**THE TASK:** Rewrite the entries from the line with "Point xyxy=(173,491,195,506)" to the line with "Point xyxy=(322,543,344,558)", changing "Text" to "Caption" and leaving everything else as it is.

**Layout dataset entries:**
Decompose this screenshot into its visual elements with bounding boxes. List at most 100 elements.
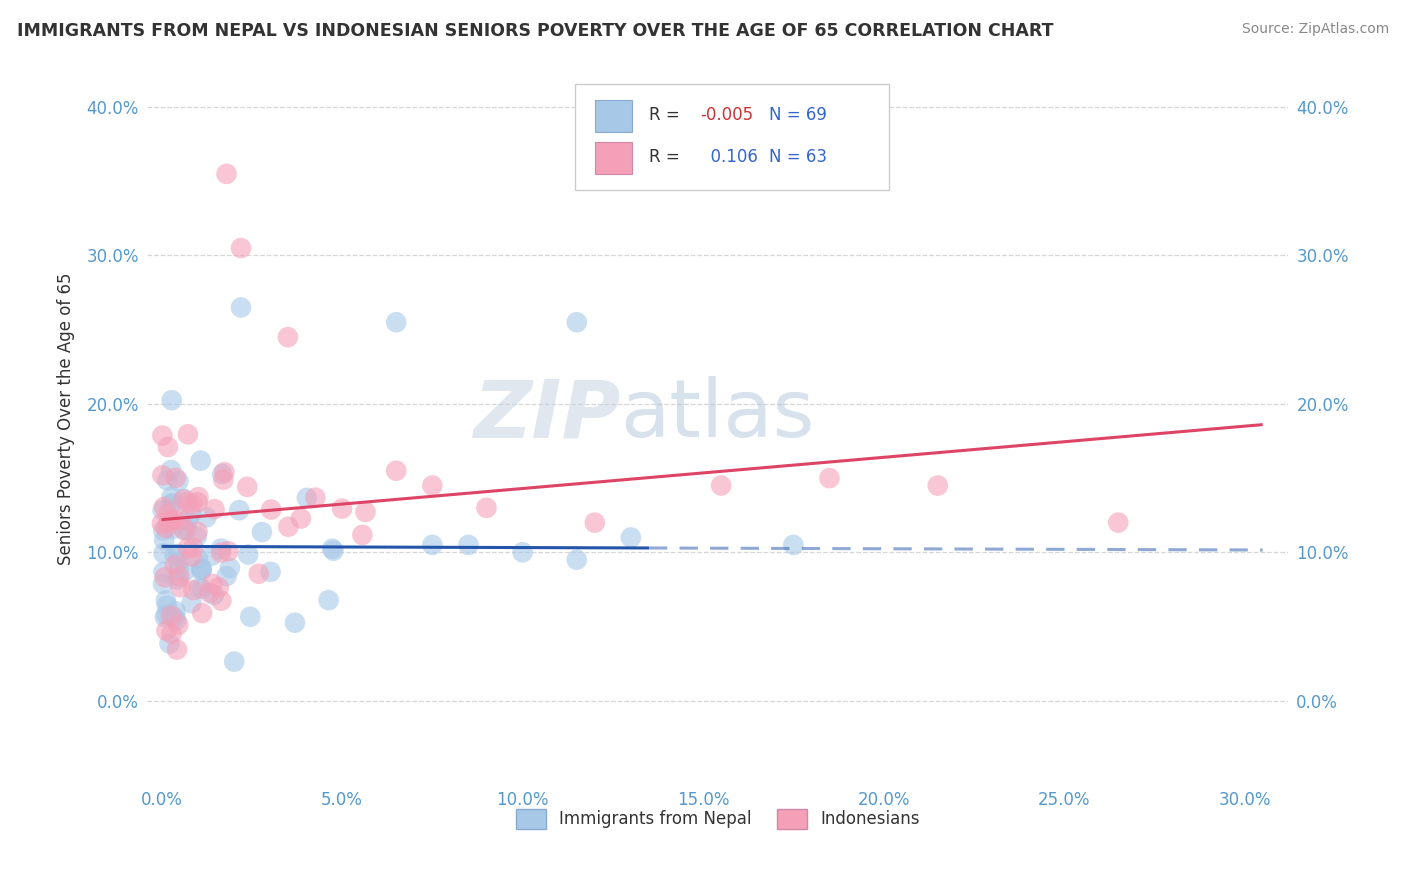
Point xyxy=(173,491,195,506)
Point xyxy=(156,599,179,613)
Point xyxy=(181,541,204,555)
Point xyxy=(186,524,208,539)
Point xyxy=(181,498,204,512)
Text: atlas: atlas xyxy=(620,376,815,454)
Text: N = 69: N = 69 xyxy=(769,106,827,124)
Point xyxy=(165,604,187,618)
Point xyxy=(153,533,176,547)
Point xyxy=(190,453,212,467)
Point xyxy=(176,522,198,536)
Text: N = 63: N = 63 xyxy=(769,148,827,166)
Point xyxy=(236,480,259,494)
Point xyxy=(190,563,212,577)
Point xyxy=(260,502,283,516)
FancyBboxPatch shape xyxy=(575,84,889,190)
Point xyxy=(583,516,606,530)
Point xyxy=(322,543,344,558)
Text: IMMIGRANTS FROM NEPAL VS INDONESIAN SENIORS POVERTY OVER THE AGE OF 65 CORRELATI: IMMIGRANTS FROM NEPAL VS INDONESIAN SENI… xyxy=(17,22,1053,40)
Point xyxy=(163,512,186,526)
Point xyxy=(209,593,232,607)
Point xyxy=(565,315,588,329)
Point xyxy=(352,528,374,542)
Point xyxy=(173,523,195,537)
Text: R =: R = xyxy=(650,148,685,166)
Point xyxy=(782,538,804,552)
Point xyxy=(219,561,242,575)
Point xyxy=(318,593,340,607)
Text: 0.106: 0.106 xyxy=(700,148,758,166)
Point xyxy=(191,606,214,620)
Point xyxy=(177,427,200,442)
Point xyxy=(163,558,186,573)
Point xyxy=(214,465,236,479)
Point xyxy=(173,492,195,507)
Point xyxy=(198,585,221,599)
Point xyxy=(202,588,225,602)
Point xyxy=(250,525,273,540)
Point xyxy=(247,566,270,581)
Point xyxy=(420,538,443,552)
Point xyxy=(295,491,318,505)
Point xyxy=(160,490,183,504)
Point xyxy=(167,618,190,632)
Point xyxy=(186,495,208,509)
Point xyxy=(169,580,191,594)
Point xyxy=(229,301,252,315)
Point xyxy=(208,580,231,594)
Point xyxy=(152,524,174,538)
Point xyxy=(160,393,183,408)
Point xyxy=(512,545,534,559)
Point xyxy=(177,541,200,556)
Point xyxy=(304,491,326,505)
Point xyxy=(238,548,260,562)
Point xyxy=(212,473,235,487)
FancyBboxPatch shape xyxy=(596,100,631,132)
Point xyxy=(152,565,174,579)
Point xyxy=(1107,516,1129,530)
Point xyxy=(166,573,188,587)
Point xyxy=(565,553,588,567)
Point xyxy=(277,519,299,533)
Point xyxy=(162,496,184,510)
Point xyxy=(475,500,498,515)
Point xyxy=(239,609,262,624)
Point xyxy=(187,490,209,504)
Point xyxy=(620,531,643,545)
Point xyxy=(155,521,177,535)
Point xyxy=(209,541,232,556)
Point xyxy=(457,538,479,552)
Point xyxy=(156,440,179,454)
Point xyxy=(354,505,377,519)
Point xyxy=(330,501,353,516)
Point xyxy=(162,522,184,536)
Text: ZIP: ZIP xyxy=(474,376,620,454)
Point xyxy=(710,478,733,492)
Point xyxy=(215,569,238,583)
Point xyxy=(224,655,246,669)
Point xyxy=(290,511,312,525)
Point xyxy=(165,471,187,485)
Text: R =: R = xyxy=(650,106,685,124)
Point xyxy=(190,561,212,575)
Point xyxy=(160,627,183,641)
Point xyxy=(191,582,214,596)
Point xyxy=(186,529,208,543)
Point xyxy=(163,609,186,624)
Legend: Immigrants from Nepal, Indonesians: Immigrants from Nepal, Indonesians xyxy=(509,802,927,836)
Point xyxy=(157,507,180,521)
Point xyxy=(156,473,179,487)
Point xyxy=(157,516,180,531)
Point xyxy=(160,463,183,477)
Point xyxy=(155,624,177,638)
Point xyxy=(277,330,299,344)
Point xyxy=(160,514,183,528)
Point xyxy=(160,608,183,623)
Point xyxy=(180,596,202,610)
Point xyxy=(200,549,222,563)
Point xyxy=(150,516,173,531)
Point xyxy=(153,610,176,624)
Point xyxy=(180,507,202,521)
Point xyxy=(166,642,188,657)
Point xyxy=(159,497,181,511)
Point xyxy=(927,478,949,492)
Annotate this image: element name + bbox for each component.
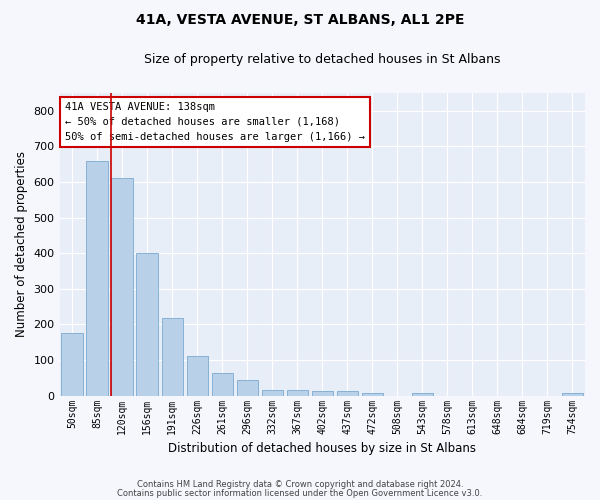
- Y-axis label: Number of detached properties: Number of detached properties: [15, 152, 28, 338]
- Bar: [287, 390, 308, 396]
- Bar: [412, 393, 433, 396]
- X-axis label: Distribution of detached houses by size in St Albans: Distribution of detached houses by size …: [168, 442, 476, 455]
- Bar: [362, 393, 383, 396]
- Bar: [136, 253, 158, 396]
- Bar: [212, 373, 233, 396]
- Text: 41A VESTA AVENUE: 138sqm
← 50% of detached houses are smaller (1,168)
50% of sem: 41A VESTA AVENUE: 138sqm ← 50% of detach…: [65, 102, 365, 142]
- Text: Contains HM Land Registry data © Crown copyright and database right 2024.: Contains HM Land Registry data © Crown c…: [137, 480, 463, 489]
- Bar: [562, 393, 583, 396]
- Title: Size of property relative to detached houses in St Albans: Size of property relative to detached ho…: [144, 52, 500, 66]
- Text: 41A, VESTA AVENUE, ST ALBANS, AL1 2PE: 41A, VESTA AVENUE, ST ALBANS, AL1 2PE: [136, 12, 464, 26]
- Bar: [337, 392, 358, 396]
- Bar: [112, 178, 133, 396]
- Text: Contains public sector information licensed under the Open Government Licence v3: Contains public sector information licen…: [118, 488, 482, 498]
- Bar: [262, 390, 283, 396]
- Bar: [187, 356, 208, 396]
- Bar: [86, 160, 108, 396]
- Bar: [311, 391, 333, 396]
- Bar: [236, 380, 258, 396]
- Bar: [61, 334, 83, 396]
- Bar: [161, 318, 183, 396]
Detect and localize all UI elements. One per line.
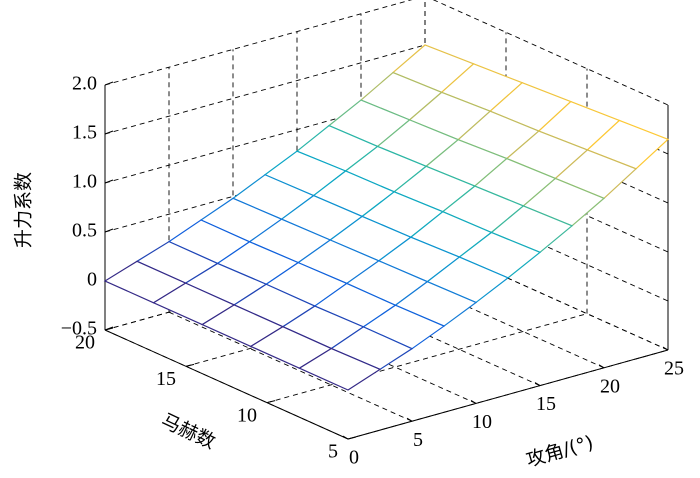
grid-line: [104, 44, 426, 135]
tick-mark: [104, 327, 114, 331]
x-tick-label: 0: [349, 447, 359, 469]
tick-mark: [347, 436, 357, 440]
y-axis-label: 马赫数: [158, 410, 219, 454]
axis-line: [104, 329, 349, 440]
x-tick-label: 15: [536, 393, 556, 415]
tick-mark: [598, 364, 605, 369]
tick-mark: [104, 228, 114, 233]
tick-mark: [470, 399, 477, 404]
axis-line: [347, 349, 669, 440]
mesh-cell: [298, 347, 382, 391]
tick-mark: [406, 417, 413, 422]
tick-mark: [266, 400, 276, 404]
z-tick-label: 1.0: [72, 171, 97, 193]
x-tick-label: 20: [600, 375, 620, 397]
grid-line: [104, 0, 413, 86]
x-tick-label: 25: [664, 358, 684, 380]
tick-mark: [104, 179, 114, 184]
z-tick-label: 0: [87, 269, 97, 291]
x-axis-label: 攻角/(°): [524, 431, 596, 471]
x-tick-label: 5: [413, 429, 423, 451]
z-tick-label: −0.5: [61, 318, 97, 340]
tick-mark: [534, 382, 541, 387]
tick-mark: [342, 435, 349, 440]
tick-mark: [662, 346, 669, 351]
y-tick-label: 20: [75, 332, 95, 354]
z-tick-label: 0.5: [72, 220, 97, 242]
z-axis-label: 升力系数: [13, 172, 35, 248]
tick-mark: [104, 81, 114, 86]
y-tick-label: 10: [237, 404, 257, 426]
tick-mark: [185, 363, 195, 367]
z-tick-label: 2.0: [72, 73, 97, 95]
grid-line: [104, 93, 426, 184]
y-tick-label: 15: [156, 368, 176, 390]
tick-mark: [104, 130, 114, 135]
grid-line: [266, 313, 588, 404]
y-tick-label: 5: [328, 441, 338, 463]
x-tick-label: 10: [472, 411, 492, 433]
z-tick-label: 1.5: [72, 122, 97, 144]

**OUTPUT:**
Point xyxy=(173,491,195,506)
Point xyxy=(156,599,179,613)
Point xyxy=(181,541,204,555)
Point xyxy=(186,524,208,539)
Point xyxy=(181,498,204,512)
Caption: atlas: atlas xyxy=(620,376,815,454)
Caption: N = 69: N = 69 xyxy=(769,106,827,124)
Point xyxy=(165,604,187,618)
Point xyxy=(153,533,176,547)
Point xyxy=(190,453,212,467)
Point xyxy=(176,522,198,536)
Caption: N = 63: N = 63 xyxy=(769,148,827,166)
Point xyxy=(236,480,259,494)
Point xyxy=(190,563,212,577)
Point xyxy=(260,502,283,516)
FancyBboxPatch shape xyxy=(575,84,889,190)
Point xyxy=(583,516,606,530)
Point xyxy=(322,543,344,558)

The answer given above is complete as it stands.